[Stored data]
####

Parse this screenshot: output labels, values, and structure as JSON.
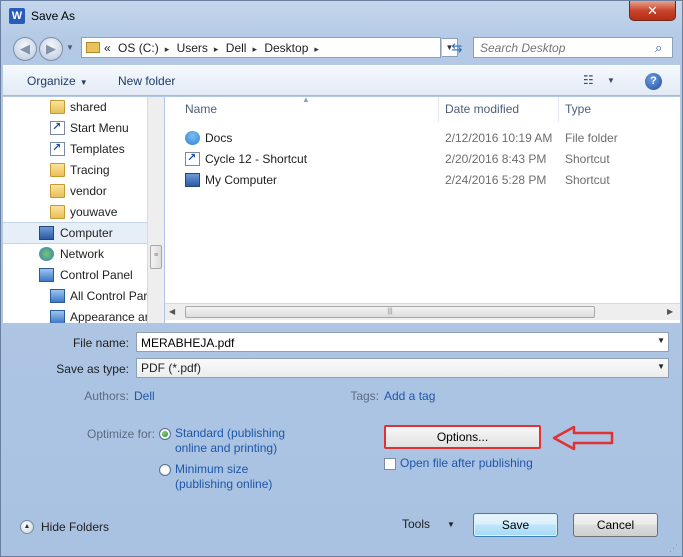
{
  "window": {
    "title": "Save As",
    "app_icon_letter": "W",
    "close_glyph": "✕"
  },
  "address": {
    "overflow": "«",
    "crumbs": [
      "OS (C:)",
      "Users",
      "Dell",
      "Desktop"
    ],
    "separator": "▸",
    "search_placeholder": "Search Desktop"
  },
  "toolbar": {
    "organize": "Organize",
    "new_folder": "New folder",
    "help": "?"
  },
  "nav": {
    "items": [
      {
        "label": "shared",
        "icon": "folder-icon",
        "indent": 1
      },
      {
        "label": "Start Menu",
        "icon": "shortcut-icon",
        "indent": 1
      },
      {
        "label": "Templates",
        "icon": "shortcut-icon",
        "indent": 1
      },
      {
        "label": "Tracing",
        "icon": "folder-icon",
        "indent": 1
      },
      {
        "label": "vendor",
        "icon": "folder-icon",
        "indent": 1
      },
      {
        "label": "youwave",
        "icon": "folder-icon",
        "indent": 1
      },
      {
        "label": "Computer",
        "icon": "computer-icon",
        "indent": 0
      },
      {
        "label": "Network",
        "icon": "network-icon",
        "indent": 0
      },
      {
        "label": "Control Panel",
        "icon": "control-panel-icon",
        "indent": 0
      },
      {
        "label": "All Control Par",
        "icon": "control-panel-icon",
        "indent": 1
      },
      {
        "label": "Appearance ar",
        "icon": "control-panel-icon",
        "indent": 1
      }
    ]
  },
  "files": {
    "columns": {
      "name": "Name",
      "date": "Date modified",
      "type": "Type"
    },
    "rows": [
      {
        "name": "Docs",
        "date": "2/12/2016 10:19 AM",
        "type": "File folder",
        "icon": "docs-folder-icon"
      },
      {
        "name": "Cycle 12 - Shortcut",
        "date": "2/20/2016 8:43 PM",
        "type": "Shortcut",
        "icon": "shortcut-icon"
      },
      {
        "name": "My Computer",
        "date": "2/24/2016 5:28 PM",
        "type": "Shortcut",
        "icon": "computer-shortcut-icon"
      }
    ]
  },
  "form": {
    "file_name_label": "File name:",
    "file_name_value": "MERABHEJA.pdf",
    "save_type_label": "Save as type:",
    "save_type_value": "PDF (*.pdf)",
    "authors_label": "Authors:",
    "authors_value": "Dell",
    "tags_label": "Tags:",
    "tags_value": "Add a tag",
    "optimize_label": "Optimize for:",
    "optimize_standard_line1": "Standard (publishing",
    "optimize_standard_line2": "online and printing)",
    "optimize_min_line1": "Minimum size",
    "optimize_min_line2": "(publishing online)",
    "options_button": "Options...",
    "open_after_label": "Open file after publishing",
    "optimize_selected": "standard",
    "highlight_color": "#e03232"
  },
  "footer": {
    "hide_folders": "Hide Folders",
    "tools": "Tools",
    "save": "Save",
    "cancel": "Cancel"
  }
}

####

* [GIVEN EXERCISE] Print each of the records above exactly as written, leaving no picture in the copy.

* [TASK RESULT]
Parse this screenshot: output labels, values, and structure as JSON.
{
  "window": {
    "title": "Save As",
    "app_icon_letter": "W",
    "close_glyph": "✕"
  },
  "address": {
    "overflow": "«",
    "crumbs": [
      "OS (C:)",
      "Users",
      "Dell",
      "Desktop"
    ],
    "separator": "▸",
    "search_placeholder": "Search Desktop"
  },
  "toolbar": {
    "organize": "Organize",
    "new_folder": "New folder",
    "help": "?"
  },
  "nav": {
    "items": [
      {
        "label": "shared",
        "icon": "folder-icon",
        "indent": 1
      },
      {
        "label": "Start Menu",
        "icon": "shortcut-icon",
        "indent": 1
      },
      {
        "label": "Templates",
        "icon": "shortcut-icon",
        "indent": 1
      },
      {
        "label": "Tracing",
        "icon": "folder-icon",
        "indent": 1
      },
      {
        "label": "vendor",
        "icon": "folder-icon",
        "indent": 1
      },
      {
        "label": "youwave",
        "icon": "folder-icon",
        "indent": 1
      },
      {
        "label": "Computer",
        "icon": "computer-icon",
        "indent": 0
      },
      {
        "label": "Network",
        "icon": "network-icon",
        "indent": 0
      },
      {
        "label": "Control Panel",
        "icon": "control-panel-icon",
        "indent": 0
      },
      {
        "label": "All Control Par",
        "icon": "control-panel-icon",
        "indent": 1
      },
      {
        "label": "Appearance ar",
        "icon": "control-panel-icon",
        "indent": 1
      }
    ]
  },
  "files": {
    "columns": {
      "name": "Name",
      "date": "Date modified",
      "type": "Type"
    },
    "rows": [
      {
        "name": "Docs",
        "date": "2/12/2016 10:19 AM",
        "type": "File folder",
        "icon": "docs-folder-icon"
      },
      {
        "name": "Cycle 12 - Shortcut",
        "date": "2/20/2016 8:43 PM",
        "type": "Shortcut",
        "icon": "shortcut-icon"
      },
      {
        "name": "My Computer",
        "date": "2/24/2016 5:28 PM",
        "type": "Shortcut",
        "icon": "computer-shortcut-icon"
      }
    ]
  },
  "form": {
    "file_name_label": "File name:",
    "file_name_value": "MERABHEJA.pdf",
    "save_type_label": "Save as type:",
    "save_type_value": "PDF (*.pdf)",
    "authors_label": "Authors:",
    "authors_value": "Dell",
    "tags_label": "Tags:",
    "tags_value": "Add a tag",
    "optimize_label": "Optimize for:",
    "optimize_standard_line1": "Standard (publishing",
    "optimize_standard_line2": "online and printing)",
    "optimize_min_line1": "Minimum size",
    "optimize_min_line2": "(publishing online)",
    "options_button": "Options...",
    "open_after_label": "Open file after publishing",
    "optimize_selected": "standard",
    "highlight_color": "#e03232"
  },
  "footer": {
    "hide_folders": "Hide Folders",
    "tools": "Tools",
    "save": "Save",
    "cancel": "Cancel"
  }
}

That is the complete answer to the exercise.